**STATED GOAL**: For the listing below, give the count of lines containing "they", and no other text.

**RECORD EXCERPTS**:
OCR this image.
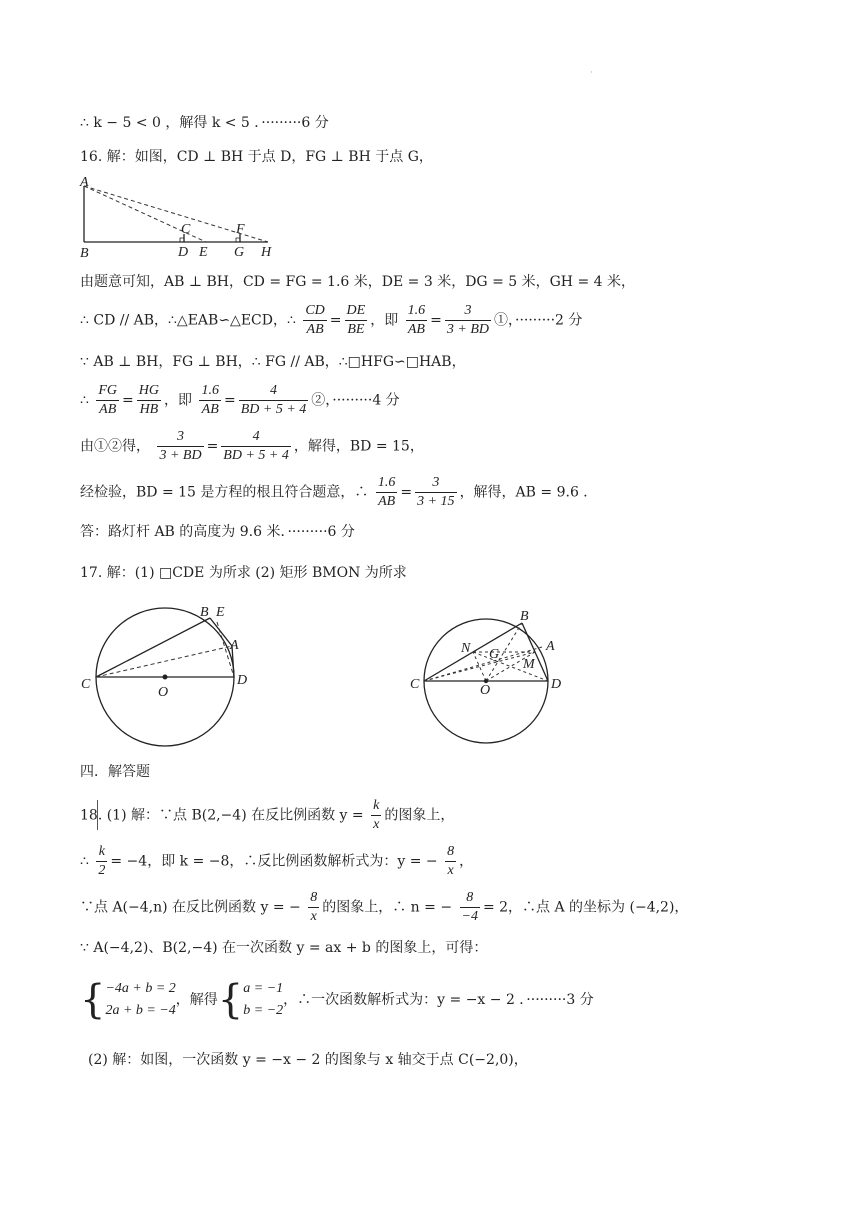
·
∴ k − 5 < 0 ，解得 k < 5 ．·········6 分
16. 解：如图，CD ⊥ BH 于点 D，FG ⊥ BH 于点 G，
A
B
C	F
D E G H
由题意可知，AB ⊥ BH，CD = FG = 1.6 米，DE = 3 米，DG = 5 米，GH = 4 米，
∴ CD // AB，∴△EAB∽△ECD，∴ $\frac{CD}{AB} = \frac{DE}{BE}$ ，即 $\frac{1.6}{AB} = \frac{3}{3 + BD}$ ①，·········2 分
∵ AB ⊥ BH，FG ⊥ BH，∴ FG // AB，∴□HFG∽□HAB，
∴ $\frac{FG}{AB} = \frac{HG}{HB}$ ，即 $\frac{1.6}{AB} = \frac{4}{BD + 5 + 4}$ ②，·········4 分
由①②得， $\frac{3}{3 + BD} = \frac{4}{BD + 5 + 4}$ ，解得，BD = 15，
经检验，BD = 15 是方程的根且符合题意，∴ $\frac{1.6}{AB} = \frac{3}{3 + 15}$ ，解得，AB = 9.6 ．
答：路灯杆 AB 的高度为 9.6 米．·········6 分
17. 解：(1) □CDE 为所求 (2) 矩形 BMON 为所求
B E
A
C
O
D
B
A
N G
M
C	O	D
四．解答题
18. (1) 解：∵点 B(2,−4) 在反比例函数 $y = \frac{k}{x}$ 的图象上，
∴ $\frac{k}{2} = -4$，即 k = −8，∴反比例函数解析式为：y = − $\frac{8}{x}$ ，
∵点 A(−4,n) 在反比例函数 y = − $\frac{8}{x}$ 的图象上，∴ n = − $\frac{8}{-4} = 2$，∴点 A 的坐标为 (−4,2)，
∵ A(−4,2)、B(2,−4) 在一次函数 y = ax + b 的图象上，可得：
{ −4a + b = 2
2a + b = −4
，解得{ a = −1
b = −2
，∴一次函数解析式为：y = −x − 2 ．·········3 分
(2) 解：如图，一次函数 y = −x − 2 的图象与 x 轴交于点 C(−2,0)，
==
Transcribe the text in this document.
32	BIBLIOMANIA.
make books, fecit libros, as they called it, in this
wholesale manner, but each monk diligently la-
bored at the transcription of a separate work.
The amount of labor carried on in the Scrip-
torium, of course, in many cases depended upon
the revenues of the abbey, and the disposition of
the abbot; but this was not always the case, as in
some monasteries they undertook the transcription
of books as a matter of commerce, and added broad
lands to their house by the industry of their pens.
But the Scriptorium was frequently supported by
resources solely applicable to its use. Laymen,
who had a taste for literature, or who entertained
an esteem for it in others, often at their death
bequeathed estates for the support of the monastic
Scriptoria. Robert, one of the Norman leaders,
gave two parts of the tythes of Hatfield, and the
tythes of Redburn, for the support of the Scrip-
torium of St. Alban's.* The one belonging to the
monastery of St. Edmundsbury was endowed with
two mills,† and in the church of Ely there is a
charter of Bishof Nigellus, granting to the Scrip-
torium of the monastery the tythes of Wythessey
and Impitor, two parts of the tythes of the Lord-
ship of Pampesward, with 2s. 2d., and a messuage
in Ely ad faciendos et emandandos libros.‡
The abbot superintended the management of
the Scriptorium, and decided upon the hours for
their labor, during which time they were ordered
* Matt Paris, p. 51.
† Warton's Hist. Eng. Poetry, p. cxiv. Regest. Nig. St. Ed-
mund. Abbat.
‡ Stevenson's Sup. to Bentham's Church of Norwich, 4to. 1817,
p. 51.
---
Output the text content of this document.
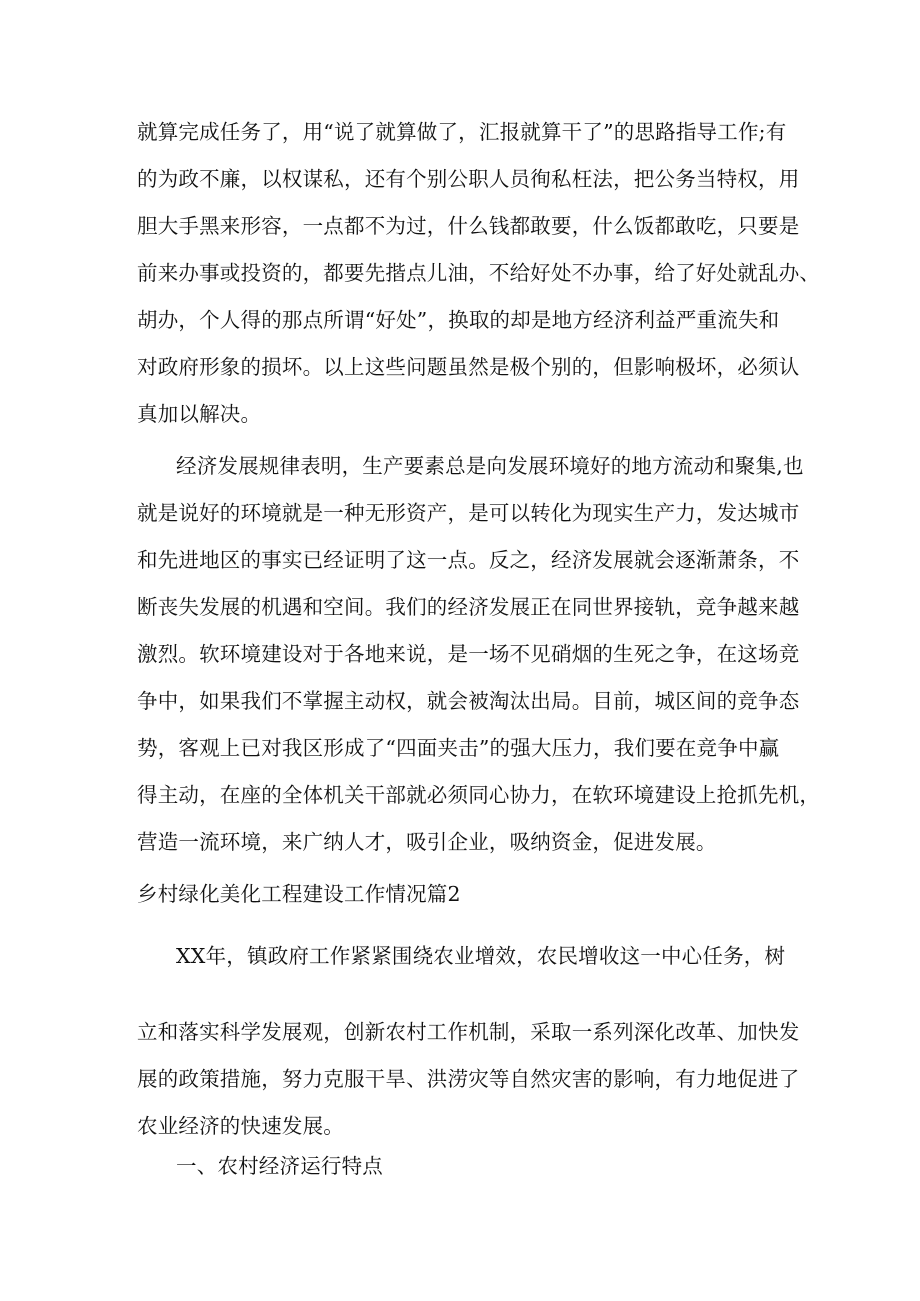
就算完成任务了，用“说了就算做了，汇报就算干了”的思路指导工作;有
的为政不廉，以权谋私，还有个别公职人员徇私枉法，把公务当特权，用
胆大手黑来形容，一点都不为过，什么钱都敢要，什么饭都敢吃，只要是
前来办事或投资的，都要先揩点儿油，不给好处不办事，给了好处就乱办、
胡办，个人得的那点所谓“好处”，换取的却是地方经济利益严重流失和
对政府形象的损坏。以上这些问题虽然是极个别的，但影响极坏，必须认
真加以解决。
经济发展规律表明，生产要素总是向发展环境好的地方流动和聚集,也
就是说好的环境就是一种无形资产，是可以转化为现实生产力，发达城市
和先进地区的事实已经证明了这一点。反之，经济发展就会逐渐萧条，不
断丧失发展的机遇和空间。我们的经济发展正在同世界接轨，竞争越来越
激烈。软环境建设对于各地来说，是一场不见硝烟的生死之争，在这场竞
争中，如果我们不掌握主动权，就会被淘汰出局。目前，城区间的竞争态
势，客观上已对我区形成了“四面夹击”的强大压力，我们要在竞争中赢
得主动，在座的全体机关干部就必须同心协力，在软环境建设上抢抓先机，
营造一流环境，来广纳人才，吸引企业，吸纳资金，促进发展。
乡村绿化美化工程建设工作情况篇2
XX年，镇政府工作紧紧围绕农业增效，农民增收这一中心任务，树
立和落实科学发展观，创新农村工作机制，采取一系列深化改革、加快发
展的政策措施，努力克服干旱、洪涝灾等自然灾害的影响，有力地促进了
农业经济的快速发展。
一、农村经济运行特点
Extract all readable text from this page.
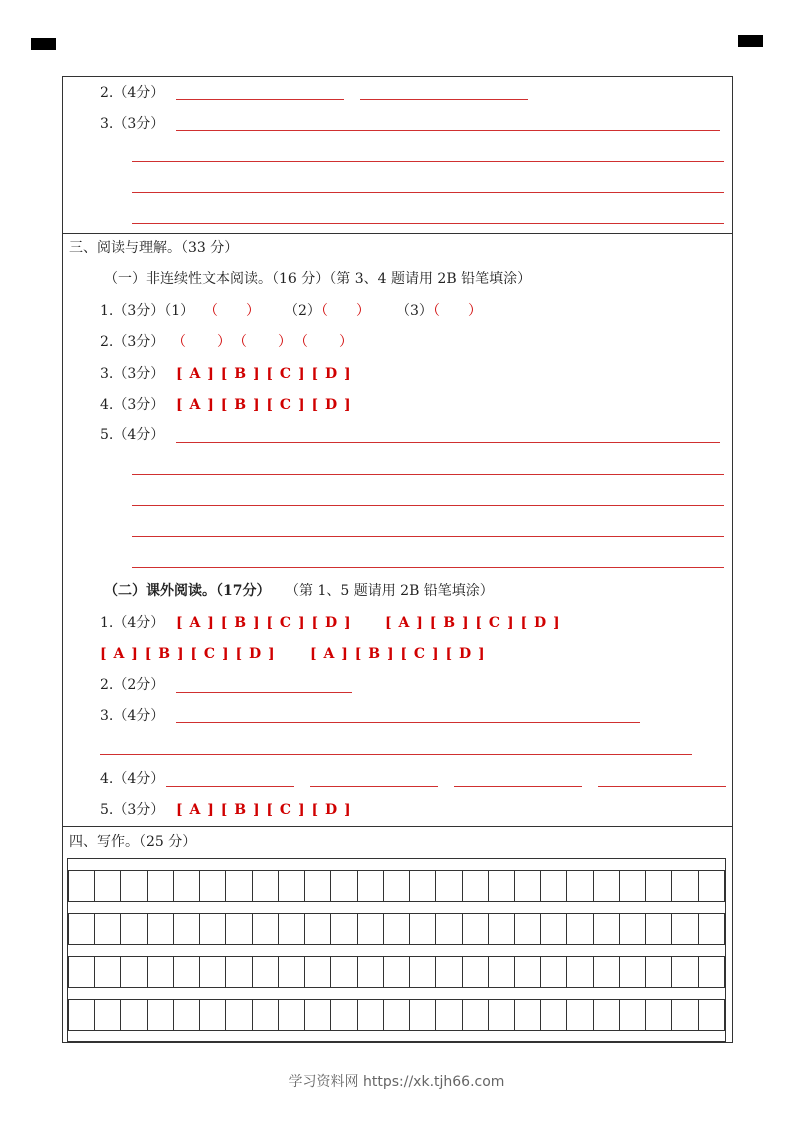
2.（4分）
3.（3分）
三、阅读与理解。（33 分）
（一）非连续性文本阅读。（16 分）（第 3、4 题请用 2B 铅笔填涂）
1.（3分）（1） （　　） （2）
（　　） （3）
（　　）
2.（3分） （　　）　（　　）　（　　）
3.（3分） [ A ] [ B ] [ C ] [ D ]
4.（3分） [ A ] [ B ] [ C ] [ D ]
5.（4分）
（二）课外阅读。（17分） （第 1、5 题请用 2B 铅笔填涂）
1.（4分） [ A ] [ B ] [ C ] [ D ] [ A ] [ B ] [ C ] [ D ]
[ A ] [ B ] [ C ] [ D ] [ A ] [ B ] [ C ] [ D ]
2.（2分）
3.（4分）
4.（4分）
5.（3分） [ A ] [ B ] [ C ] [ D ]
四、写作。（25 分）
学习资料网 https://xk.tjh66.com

**ANSWER IN FULL**: 3